WRITTEN INSTRUCTION
Reproduce the complete listing without any deviation.

[Dataset excerpt]

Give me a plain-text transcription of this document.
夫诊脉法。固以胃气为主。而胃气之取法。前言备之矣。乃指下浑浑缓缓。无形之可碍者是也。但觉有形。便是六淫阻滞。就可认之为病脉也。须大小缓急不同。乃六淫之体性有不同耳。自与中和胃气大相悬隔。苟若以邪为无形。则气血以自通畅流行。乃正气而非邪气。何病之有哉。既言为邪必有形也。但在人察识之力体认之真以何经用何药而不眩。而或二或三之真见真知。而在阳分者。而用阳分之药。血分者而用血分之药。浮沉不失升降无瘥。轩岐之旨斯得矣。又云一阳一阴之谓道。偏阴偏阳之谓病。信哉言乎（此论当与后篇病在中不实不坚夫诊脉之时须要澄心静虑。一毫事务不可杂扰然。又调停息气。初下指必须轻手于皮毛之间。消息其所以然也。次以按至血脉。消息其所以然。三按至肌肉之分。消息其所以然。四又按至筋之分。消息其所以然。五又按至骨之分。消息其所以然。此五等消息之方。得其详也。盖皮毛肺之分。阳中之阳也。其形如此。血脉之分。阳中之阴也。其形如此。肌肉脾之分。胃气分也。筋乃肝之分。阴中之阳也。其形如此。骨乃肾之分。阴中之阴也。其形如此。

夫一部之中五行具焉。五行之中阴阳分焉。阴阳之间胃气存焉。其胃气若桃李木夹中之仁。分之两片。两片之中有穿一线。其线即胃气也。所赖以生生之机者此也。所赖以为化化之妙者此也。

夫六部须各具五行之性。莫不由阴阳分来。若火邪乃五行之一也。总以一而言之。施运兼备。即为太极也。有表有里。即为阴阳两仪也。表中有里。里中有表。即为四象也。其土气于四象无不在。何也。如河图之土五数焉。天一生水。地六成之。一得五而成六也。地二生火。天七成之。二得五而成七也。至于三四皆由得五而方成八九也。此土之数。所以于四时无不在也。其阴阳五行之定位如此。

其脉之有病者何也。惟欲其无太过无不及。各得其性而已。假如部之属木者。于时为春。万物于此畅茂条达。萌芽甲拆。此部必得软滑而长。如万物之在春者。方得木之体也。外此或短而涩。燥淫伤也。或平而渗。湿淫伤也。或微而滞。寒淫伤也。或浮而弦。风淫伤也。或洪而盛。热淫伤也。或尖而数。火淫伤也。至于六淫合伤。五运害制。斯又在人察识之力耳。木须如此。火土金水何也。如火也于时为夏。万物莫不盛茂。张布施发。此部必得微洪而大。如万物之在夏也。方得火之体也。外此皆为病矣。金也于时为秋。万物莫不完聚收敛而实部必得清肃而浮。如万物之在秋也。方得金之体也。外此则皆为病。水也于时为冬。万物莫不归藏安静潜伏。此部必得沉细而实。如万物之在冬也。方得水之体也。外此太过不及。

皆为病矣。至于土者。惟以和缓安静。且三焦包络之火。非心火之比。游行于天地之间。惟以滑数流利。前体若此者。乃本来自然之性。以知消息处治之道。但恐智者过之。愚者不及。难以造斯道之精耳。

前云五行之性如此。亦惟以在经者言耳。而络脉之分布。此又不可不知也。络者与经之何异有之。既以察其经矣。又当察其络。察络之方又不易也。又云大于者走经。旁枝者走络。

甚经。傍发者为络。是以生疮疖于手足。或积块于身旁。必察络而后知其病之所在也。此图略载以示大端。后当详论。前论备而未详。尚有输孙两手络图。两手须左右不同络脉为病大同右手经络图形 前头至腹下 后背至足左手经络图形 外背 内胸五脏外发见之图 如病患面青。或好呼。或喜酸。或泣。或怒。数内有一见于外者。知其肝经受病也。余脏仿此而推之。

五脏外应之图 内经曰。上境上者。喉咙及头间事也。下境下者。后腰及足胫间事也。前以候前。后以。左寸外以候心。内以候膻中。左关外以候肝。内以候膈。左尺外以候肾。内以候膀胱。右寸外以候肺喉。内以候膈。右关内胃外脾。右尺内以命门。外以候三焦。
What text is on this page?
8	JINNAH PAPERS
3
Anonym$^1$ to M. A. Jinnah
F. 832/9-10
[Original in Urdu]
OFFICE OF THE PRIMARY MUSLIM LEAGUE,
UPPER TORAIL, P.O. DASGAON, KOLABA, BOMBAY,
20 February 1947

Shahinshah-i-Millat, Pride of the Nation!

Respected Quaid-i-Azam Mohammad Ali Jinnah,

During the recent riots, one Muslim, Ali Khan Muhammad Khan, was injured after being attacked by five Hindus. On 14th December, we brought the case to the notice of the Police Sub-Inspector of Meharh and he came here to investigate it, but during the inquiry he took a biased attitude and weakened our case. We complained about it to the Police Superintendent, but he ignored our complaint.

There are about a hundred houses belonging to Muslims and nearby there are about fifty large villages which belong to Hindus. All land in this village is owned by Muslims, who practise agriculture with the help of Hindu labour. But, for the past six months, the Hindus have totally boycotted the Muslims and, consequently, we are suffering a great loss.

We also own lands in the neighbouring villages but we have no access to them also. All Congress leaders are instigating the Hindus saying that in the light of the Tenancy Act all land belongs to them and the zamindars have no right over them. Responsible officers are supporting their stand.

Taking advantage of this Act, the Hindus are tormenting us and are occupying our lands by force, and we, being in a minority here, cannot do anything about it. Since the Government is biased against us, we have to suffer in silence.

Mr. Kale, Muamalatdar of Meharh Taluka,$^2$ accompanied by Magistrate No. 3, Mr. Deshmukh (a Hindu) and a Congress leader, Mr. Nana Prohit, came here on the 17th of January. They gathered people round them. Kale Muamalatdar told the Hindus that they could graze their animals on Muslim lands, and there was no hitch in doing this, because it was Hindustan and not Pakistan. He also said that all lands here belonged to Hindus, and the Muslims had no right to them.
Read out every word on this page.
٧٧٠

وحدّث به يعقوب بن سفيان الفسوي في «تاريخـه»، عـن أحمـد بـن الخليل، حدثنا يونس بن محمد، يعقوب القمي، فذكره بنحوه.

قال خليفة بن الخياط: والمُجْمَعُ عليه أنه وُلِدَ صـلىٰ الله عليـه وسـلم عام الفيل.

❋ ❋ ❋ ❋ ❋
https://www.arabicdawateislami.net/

RESPONSE BELOW
Give me a plain-text transcription of this document.
夫诊脉法。固以胃气为主。而胃气之取法。前言备之矣。乃指下浑浑缓缓。无形之可碍者是也。但觉有形。便是六淫阻滞。就可认之为病脉也。须大小缓急不同。乃六淫之体性有不同耳。自与中和胃气大相悬隔。苟若以邪为无形。则气血以自通畅流行。乃正气而非邪气。何病之有哉。既言为邪必有形也。但在人察识之力体认之真以何经用何药而不眩。而或二或三之真见真知。而在阳分者。而用阳分之药。血分者而用血分之药。浮沉不失升降无瘥。轩岐之旨斯得矣。又云一阳一阴之谓道。偏阴偏阳之谓病。信哉言乎（此论当与后篇病在中不实不坚夫诊脉之时须要澄心静虑。一毫事务不可杂扰然。又调停息气。初下指必须轻手于皮毛之间。消息其所以然也。次以按至血脉。消息其所以然。三按至肌肉之分。消息其所以然。四又按至筋之分。消息其所以然。五又按至骨之分。消息其所以然。此五等消息之方。得其详也。盖皮毛肺之分。阳中之阳也。其形如此。血脉之分。阳中之阴也。其形如此。肌肉脾之分。胃气分也。筋乃肝之分。阴中之阳也。其形如此。骨乃肾之分。阴中之阴也。其形如此。

夫一部之中五行具焉。五行之中阴阳分焉。阴阳之间胃气存焉。其胃气若桃李木夹中之仁。分之两片。两片之中有穿一线。其线即胃气也。所赖以生生之机者此也。所赖以为化化之妙者此也。

夫六部须各具五行之性。莫不由阴阳分来。若火邪乃五行之一也。总以一而言之。施运兼备。即为太极也。有表有里。即为阴阳两仪也。表中有里。里中有表。即为四象也。其土气于四象无不在。何也。如河图之土五数焉。天一生水。地六成之。一得五而成六也。地二生火。天七成之。二得五而成七也。至于三四皆由得五而方成八九也。此土之数。所以于四时无不在也。其阴阳五行之定位如此。

其脉之有病者何也。惟欲其无太过无不及。各得其性而已。假如部之属木者。于时为春。万物于此畅茂条达。萌芽甲拆。此部必得软滑而长。如万物之在春者。方得木之体也。外此或短而涩。燥淫伤也。或平而渗。湿淫伤也。或微而滞。寒淫伤也。或浮而弦。风淫伤也。或洪而盛。热淫伤也。或尖而数。火淫伤也。至于六淫合伤。五运害制。斯又在人察识之力耳。木须如此。火土金水何也。如火也于时为夏。万物莫不盛茂。张布施发。此部必得微洪而大。如万物之在夏也。方得火之体也。外此皆为病矣。金也于时为秋。万物莫不完聚收敛而实部必得清肃而浮。如万物之在秋也。方得金之体也。外此则皆为病。水也于时为冬。万物莫不归藏安静潜伏。此部必得沉细而实。如万物之在冬也。方得水之体也。外此太过不及。

皆为病矣。至于土者。惟以和缓安静。且三焦包络之火。非心火之比。游行于天地之间。惟以滑数流利。前体若此者。乃本来自然之性。以知消息处治之道。但恐智者过之。愚者不及。难以造斯道之精耳。

前云五行之性如此。亦惟以在经者言耳。而络脉之分布。此又不可不知也。络者与经之何异有之。既以察其经矣。又当察其络。察络之方又不易也。又云大于者走经。旁枝者走络。

甚经。傍发者为络。是以生疮疖于手足。或积块于身旁。必察络而后知其病之所在也。此图略载以示大端。后当详论。前论备而未详。尚有输孙两手络图。两手须左右不同络脉为病大同右手经络图形 前头至腹下 后背至足左手经络图形 外背 内胸五脏外发见之图 如病患面青。或好呼。或喜酸。或泣。或怒。数内有一见于外者。知其肝经受病也。余脏仿此而推之。

五脏外应之图 内经曰。上境上者。喉咙及头间事也。下境下者。后腰及足胫间事也。前以候前。后以。左寸外以候心。内以候膻中。左关外以候肝。内以候膈。左尺外以候肾。内以候膀胱。右寸外以候肺喉。内以候膈。右关内胃外脾。右尺内以命门。外以候三焦。
What text is on this page?
8	JINNAH PAPERS
3
Anonym$^1$ to M. A. Jinnah
F. 832/9-10
[Original in Urdu]
OFFICE OF THE PRIMARY MUSLIM LEAGUE,
UPPER TORAIL, P.O. DASGAON, KOLABA, BOMBAY,
20 February 1947

Shahinshah-i-Millat, Pride of the Nation!

Respected Quaid-i-Azam Mohammad Ali Jinnah,

During the recent riots, one Muslim, Ali Khan Muhammad Khan, was injured after being attacked by five Hindus. On 14th December, we brought the case to the notice of the Police Sub-Inspector of Meharh and he came here to investigate it, but during the inquiry he took a biased attitude and weakened our case. We complained about it to the Police Superintendent, but he ignored our complaint.

There are about a hundred houses belonging to Muslims and nearby there are about fifty large villages which belong to Hindus. All land in this village is owned by Muslims, who practise agriculture with the help of Hindu labour. But, for the past six months, the Hindus have totally boycotted the Muslims and, consequently, we are suffering a great loss.

We also own lands in the neighbouring villages but we have no access to them also. All Congress leaders are instigating the Hindus saying that in the light of the Tenancy Act all land belongs to them and the zamindars have no right over them. Responsible officers are supporting their stand.

Taking advantage of this Act, the Hindus are tormenting us and are occupying our lands by force, and we, being in a minority here, cannot do anything about it. Since the Government is biased against us, we have to suffer in silence.

Mr. Kale, Muamalatdar of Meharh Taluka,$^2$ accompanied by Magistrate No. 3, Mr. Deshmukh (a Hindu) and a Congress leader, Mr. Nana Prohit, came here on the 17th of January. They gathered people round them. Kale Muamalatdar told the Hindus that they could graze their animals on Muslim lands, and there was no hitch in doing this, because it was Hindustan and not Pakistan. He also said that all lands here belonged to Hindus, and the Muslims had no right to them.
Read out every word on this page.
٧٧٠

وحدّث به يعقوب بن سفيان الفسوي في «تاريخـه»، عـن أحمـد بـن الخليل، حدثنا يونس بن محمد، يعقوب القمي، فذكره بنحوه.

قال خليفة بن الخياط: والمُجْمَعُ عليه أنه وُلِدَ صـلىٰ الله عليـه وسـلم عام الفيل.

❋ ❋ ❋ ❋ ❋
https://www.arabicdawateislami.net/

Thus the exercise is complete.